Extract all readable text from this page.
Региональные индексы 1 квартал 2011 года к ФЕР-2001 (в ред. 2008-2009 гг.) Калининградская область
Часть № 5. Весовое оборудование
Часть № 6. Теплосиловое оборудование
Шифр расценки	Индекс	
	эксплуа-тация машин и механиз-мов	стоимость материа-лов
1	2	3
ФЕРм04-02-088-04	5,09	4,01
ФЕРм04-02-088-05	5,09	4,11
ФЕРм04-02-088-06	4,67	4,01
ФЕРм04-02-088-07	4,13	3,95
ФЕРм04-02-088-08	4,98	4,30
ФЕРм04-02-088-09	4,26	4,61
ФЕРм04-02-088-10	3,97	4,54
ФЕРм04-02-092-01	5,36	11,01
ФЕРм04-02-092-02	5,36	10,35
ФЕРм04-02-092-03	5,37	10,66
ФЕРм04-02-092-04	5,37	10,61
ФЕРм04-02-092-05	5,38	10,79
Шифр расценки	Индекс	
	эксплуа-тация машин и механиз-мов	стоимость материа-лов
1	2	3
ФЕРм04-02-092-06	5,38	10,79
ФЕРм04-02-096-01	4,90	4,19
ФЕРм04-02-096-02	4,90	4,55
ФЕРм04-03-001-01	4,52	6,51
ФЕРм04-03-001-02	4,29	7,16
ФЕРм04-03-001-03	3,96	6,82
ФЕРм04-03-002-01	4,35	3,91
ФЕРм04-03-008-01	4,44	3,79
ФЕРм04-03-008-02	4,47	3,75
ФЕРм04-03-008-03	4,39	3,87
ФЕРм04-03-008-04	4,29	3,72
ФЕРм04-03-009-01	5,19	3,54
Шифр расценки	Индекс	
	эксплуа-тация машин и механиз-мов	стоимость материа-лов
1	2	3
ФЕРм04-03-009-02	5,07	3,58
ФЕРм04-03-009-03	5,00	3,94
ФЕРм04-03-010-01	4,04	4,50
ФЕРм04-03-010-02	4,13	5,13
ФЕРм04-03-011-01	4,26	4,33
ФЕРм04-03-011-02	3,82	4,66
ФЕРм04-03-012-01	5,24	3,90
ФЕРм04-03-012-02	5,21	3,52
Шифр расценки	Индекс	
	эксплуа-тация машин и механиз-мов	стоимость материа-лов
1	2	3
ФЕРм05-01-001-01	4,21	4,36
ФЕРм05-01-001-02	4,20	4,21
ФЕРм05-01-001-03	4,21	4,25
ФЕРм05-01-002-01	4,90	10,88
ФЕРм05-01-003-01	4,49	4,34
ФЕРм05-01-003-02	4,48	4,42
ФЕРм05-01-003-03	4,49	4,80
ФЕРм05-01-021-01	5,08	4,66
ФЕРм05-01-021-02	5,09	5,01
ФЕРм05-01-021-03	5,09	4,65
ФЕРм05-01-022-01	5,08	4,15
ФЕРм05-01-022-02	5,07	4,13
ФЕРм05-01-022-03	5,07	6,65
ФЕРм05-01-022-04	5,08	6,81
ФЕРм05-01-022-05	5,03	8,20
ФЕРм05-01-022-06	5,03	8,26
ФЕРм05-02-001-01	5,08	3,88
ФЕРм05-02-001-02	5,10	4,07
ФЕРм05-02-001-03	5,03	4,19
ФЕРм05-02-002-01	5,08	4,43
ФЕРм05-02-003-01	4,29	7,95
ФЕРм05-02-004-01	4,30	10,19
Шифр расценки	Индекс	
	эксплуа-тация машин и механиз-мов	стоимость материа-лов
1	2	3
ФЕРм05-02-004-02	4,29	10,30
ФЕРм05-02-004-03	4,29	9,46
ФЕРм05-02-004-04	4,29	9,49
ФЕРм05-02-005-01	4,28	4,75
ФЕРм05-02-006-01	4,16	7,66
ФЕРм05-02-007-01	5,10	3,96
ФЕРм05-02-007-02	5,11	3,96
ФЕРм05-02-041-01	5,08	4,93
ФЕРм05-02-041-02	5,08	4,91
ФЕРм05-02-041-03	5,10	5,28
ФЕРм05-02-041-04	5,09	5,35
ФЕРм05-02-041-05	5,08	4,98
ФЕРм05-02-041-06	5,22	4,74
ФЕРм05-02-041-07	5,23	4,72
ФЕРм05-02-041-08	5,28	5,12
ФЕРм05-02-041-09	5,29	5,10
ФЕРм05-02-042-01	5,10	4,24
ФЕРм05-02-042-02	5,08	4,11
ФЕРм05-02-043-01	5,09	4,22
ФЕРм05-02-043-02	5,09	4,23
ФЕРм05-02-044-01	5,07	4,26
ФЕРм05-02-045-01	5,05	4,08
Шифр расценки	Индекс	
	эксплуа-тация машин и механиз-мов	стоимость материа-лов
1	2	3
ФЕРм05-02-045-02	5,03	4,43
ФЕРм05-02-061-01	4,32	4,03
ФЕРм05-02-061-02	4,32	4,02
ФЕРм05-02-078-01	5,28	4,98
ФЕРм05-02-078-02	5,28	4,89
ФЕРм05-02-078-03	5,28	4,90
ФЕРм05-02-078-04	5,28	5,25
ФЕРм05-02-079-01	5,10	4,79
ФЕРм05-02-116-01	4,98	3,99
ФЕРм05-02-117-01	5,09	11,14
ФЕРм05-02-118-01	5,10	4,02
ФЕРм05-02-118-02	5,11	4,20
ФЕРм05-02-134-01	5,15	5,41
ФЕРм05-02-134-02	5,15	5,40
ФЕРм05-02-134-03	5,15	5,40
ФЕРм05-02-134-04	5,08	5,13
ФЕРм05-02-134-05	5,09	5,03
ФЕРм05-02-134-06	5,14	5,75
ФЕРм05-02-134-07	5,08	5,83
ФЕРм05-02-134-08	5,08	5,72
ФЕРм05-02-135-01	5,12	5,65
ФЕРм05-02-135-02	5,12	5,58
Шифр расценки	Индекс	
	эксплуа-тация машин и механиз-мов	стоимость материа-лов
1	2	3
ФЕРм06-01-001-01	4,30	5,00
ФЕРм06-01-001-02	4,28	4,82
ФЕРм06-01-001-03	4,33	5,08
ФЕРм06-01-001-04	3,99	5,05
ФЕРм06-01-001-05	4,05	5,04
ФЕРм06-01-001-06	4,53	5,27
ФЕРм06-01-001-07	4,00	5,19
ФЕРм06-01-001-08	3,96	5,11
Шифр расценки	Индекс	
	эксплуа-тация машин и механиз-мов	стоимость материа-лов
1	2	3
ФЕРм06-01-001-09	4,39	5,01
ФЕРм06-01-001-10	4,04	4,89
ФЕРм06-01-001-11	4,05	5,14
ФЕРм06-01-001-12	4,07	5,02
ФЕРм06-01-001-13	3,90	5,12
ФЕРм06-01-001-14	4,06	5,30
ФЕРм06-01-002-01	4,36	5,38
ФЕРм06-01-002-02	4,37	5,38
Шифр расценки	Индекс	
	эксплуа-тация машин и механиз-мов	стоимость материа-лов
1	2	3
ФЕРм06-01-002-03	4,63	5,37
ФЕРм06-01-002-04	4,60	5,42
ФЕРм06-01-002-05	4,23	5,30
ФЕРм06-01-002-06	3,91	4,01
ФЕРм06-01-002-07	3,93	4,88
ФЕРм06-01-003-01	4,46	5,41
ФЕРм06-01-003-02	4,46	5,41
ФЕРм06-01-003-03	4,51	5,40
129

───

● **Short task**
What is needed here is an exact reproduction of all the entries.

● **The solution**
Extract all readable text from this page.
Региональные индексы 1 квартал 2011 года к ФЕР-2001 (в ред. 2008-2009 гг.) Калининградская область
Часть № 5. Весовое оборудование
Часть № 6. Теплосиловое оборудование
Шифр расценки	Индекс	
	эксплуа-тация машин и механиз-мов	стоимость материа-лов
1	2	3
ФЕРм04-02-088-04	5,09	4,01
ФЕРм04-02-088-05	5,09	4,11
ФЕРм04-02-088-06	4,67	4,01
ФЕРм04-02-088-07	4,13	3,95
ФЕРм04-02-088-08	4,98	4,30
ФЕРм04-02-088-09	4,26	4,61
ФЕРм04-02-088-10	3,97	4,54
ФЕРм04-02-092-01	5,36	11,01
ФЕРм04-02-092-02	5,36	10,35
ФЕРм04-02-092-03	5,37	10,66
ФЕРм04-02-092-04	5,37	10,61
ФЕРм04-02-092-05	5,38	10,79
Шифр расценки	Индекс	
	эксплуа-тация машин и механиз-мов	стоимость материа-лов
1	2	3
ФЕРм04-02-092-06	5,38	10,79
ФЕРм04-02-096-01	4,90	4,19
ФЕРм04-02-096-02	4,90	4,55
ФЕРм04-03-001-01	4,52	6,51
ФЕРм04-03-001-02	4,29	7,16
ФЕРм04-03-001-03	3,96	6,82
ФЕРм04-03-002-01	4,35	3,91
ФЕРм04-03-008-01	4,44	3,79
ФЕРм04-03-008-02	4,47	3,75
ФЕРм04-03-008-03	4,39	3,87
ФЕРм04-03-008-04	4,29	3,72
ФЕРм04-03-009-01	5,19	3,54
Шифр расценки	Индекс	
	эксплуа-тация машин и механиз-мов	стоимость материа-лов
1	2	3
ФЕРм04-03-009-02	5,07	3,58
ФЕРм04-03-009-03	5,00	3,94
ФЕРм04-03-010-01	4,04	4,50
ФЕРм04-03-010-02	4,13	5,13
ФЕРм04-03-011-01	4,26	4,33
ФЕРм04-03-011-02	3,82	4,66
ФЕРм04-03-012-01	5,24	3,90
ФЕРм04-03-012-02	5,21	3,52
Шифр расценки	Индекс	
	эксплуа-тация машин и механиз-мов	стоимость материа-лов
1	2	3
ФЕРм05-01-001-01	4,21	4,36
ФЕРм05-01-001-02	4,20	4,21
ФЕРм05-01-001-03	4,21	4,25
ФЕРм05-01-002-01	4,90	10,88
ФЕРм05-01-003-01	4,49	4,34
ФЕРм05-01-003-02	4,48	4,42
ФЕРм05-01-003-03	4,49	4,80
ФЕРм05-01-021-01	5,08	4,66
ФЕРм05-01-021-02	5,09	5,01
ФЕРм05-01-021-03	5,09	4,65
ФЕРм05-01-022-01	5,08	4,15
ФЕРм05-01-022-02	5,07	4,13
ФЕРм05-01-022-03	5,07	6,65
ФЕРм05-01-022-04	5,08	6,81
ФЕРм05-01-022-05	5,03	8,20
ФЕРм05-01-022-06	5,03	8,26
ФЕРм05-02-001-01	5,08	3,88
ФЕРм05-02-001-02	5,10	4,07
ФЕРм05-02-001-03	5,03	4,19
ФЕРм05-02-002-01	5,08	4,43
ФЕРм05-02-003-01	4,29	7,95
ФЕРм05-02-004-01	4,30	10,19
Шифр расценки	Индекс	
	эксплуа-тация машин и механиз-мов	стоимость материа-лов
1	2	3
ФЕРм05-02-004-02	4,29	10,30
ФЕРм05-02-004-03	4,29	9,46
ФЕРм05-02-004-04	4,29	9,49
ФЕРм05-02-005-01	4,28	4,75
ФЕРм05-02-006-01	4,16	7,66
ФЕРм05-02-007-01	5,10	3,96
ФЕРм05-02-007-02	5,11	3,96
ФЕРм05-02-041-01	5,08	4,93
ФЕРм05-02-041-02	5,08	4,91
ФЕРм05-02-041-03	5,10	5,28
ФЕРм05-02-041-04	5,09	5,35
ФЕРм05-02-041-05	5,08	4,98
ФЕРм05-02-041-06	5,22	4,74
ФЕРм05-02-041-07	5,23	4,72
ФЕРм05-02-041-08	5,28	5,12
ФЕРм05-02-041-09	5,29	5,10
ФЕРм05-02-042-01	5,10	4,24
ФЕРм05-02-042-02	5,08	4,11
ФЕРм05-02-043-01	5,09	4,22
ФЕРм05-02-043-02	5,09	4,23
ФЕРм05-02-044-01	5,07	4,26
ФЕРм05-02-045-01	5,05	4,08
Шифр расценки	Индекс	
	эксплуа-тация машин и механиз-мов	стоимость материа-лов
1	2	3
ФЕРм05-02-045-02	5,03	4,43
ФЕРм05-02-061-01	4,32	4,03
ФЕРм05-02-061-02	4,32	4,02
ФЕРм05-02-078-01	5,28	4,98
ФЕРм05-02-078-02	5,28	4,89
ФЕРм05-02-078-03	5,28	4,90
ФЕРм05-02-078-04	5,28	5,25
ФЕРм05-02-079-01	5,10	4,79
ФЕРм05-02-116-01	4,98	3,99
ФЕРм05-02-117-01	5,09	11,14
ФЕРм05-02-118-01	5,10	4,02
ФЕРм05-02-118-02	5,11	4,20
ФЕРм05-02-134-01	5,15	5,41
ФЕРм05-02-134-02	5,15	5,40
ФЕРм05-02-134-03	5,15	5,40
ФЕРм05-02-134-04	5,08	5,13
ФЕРм05-02-134-05	5,09	5,03
ФЕРм05-02-134-06	5,14	5,75
ФЕРм05-02-134-07	5,08	5,83
ФЕРм05-02-134-08	5,08	5,72
ФЕРм05-02-135-01	5,12	5,65
ФЕРм05-02-135-02	5,12	5,58
Шифр расценки	Индекс	
	эксплуа-тация машин и механиз-мов	стоимость материа-лов
1	2	3
ФЕРм06-01-001-01	4,30	5,00
ФЕРм06-01-001-02	4,28	4,82
ФЕРм06-01-001-03	4,33	5,08
ФЕРм06-01-001-04	3,99	5,05
ФЕРм06-01-001-05	4,05	5,04
ФЕРм06-01-001-06	4,53	5,27
ФЕРм06-01-001-07	4,00	5,19
ФЕРм06-01-001-08	3,96	5,11
Шифр расценки	Индекс	
	эксплуа-тация машин и механиз-мов	стоимость материа-лов
1	2	3
ФЕРм06-01-001-09	4,39	5,01
ФЕРм06-01-001-10	4,04	4,89
ФЕРм06-01-001-11	4,05	5,14
ФЕРм06-01-001-12	4,07	5,02
ФЕРм06-01-001-13	3,90	5,12
ФЕРм06-01-001-14	4,06	5,30
ФЕРм06-01-002-01	4,36	5,38
ФЕРм06-01-002-02	4,37	5,38
Шифр расценки	Индекс	
	эксплуа-тация машин и механиз-мов	стоимость материа-лов
1	2	3
ФЕРм06-01-002-03	4,63	5,37
ФЕРм06-01-002-04	4,60	5,42
ФЕРм06-01-002-05	4,23	5,30
ФЕРм06-01-002-06	3,91	4,01
ФЕРм06-01-002-07	3,93	4,88
ФЕРм06-01-003-01	4,46	5,41
ФЕРм06-01-003-02	4,46	5,41
ФЕРм06-01-003-03	4,51	5,40
129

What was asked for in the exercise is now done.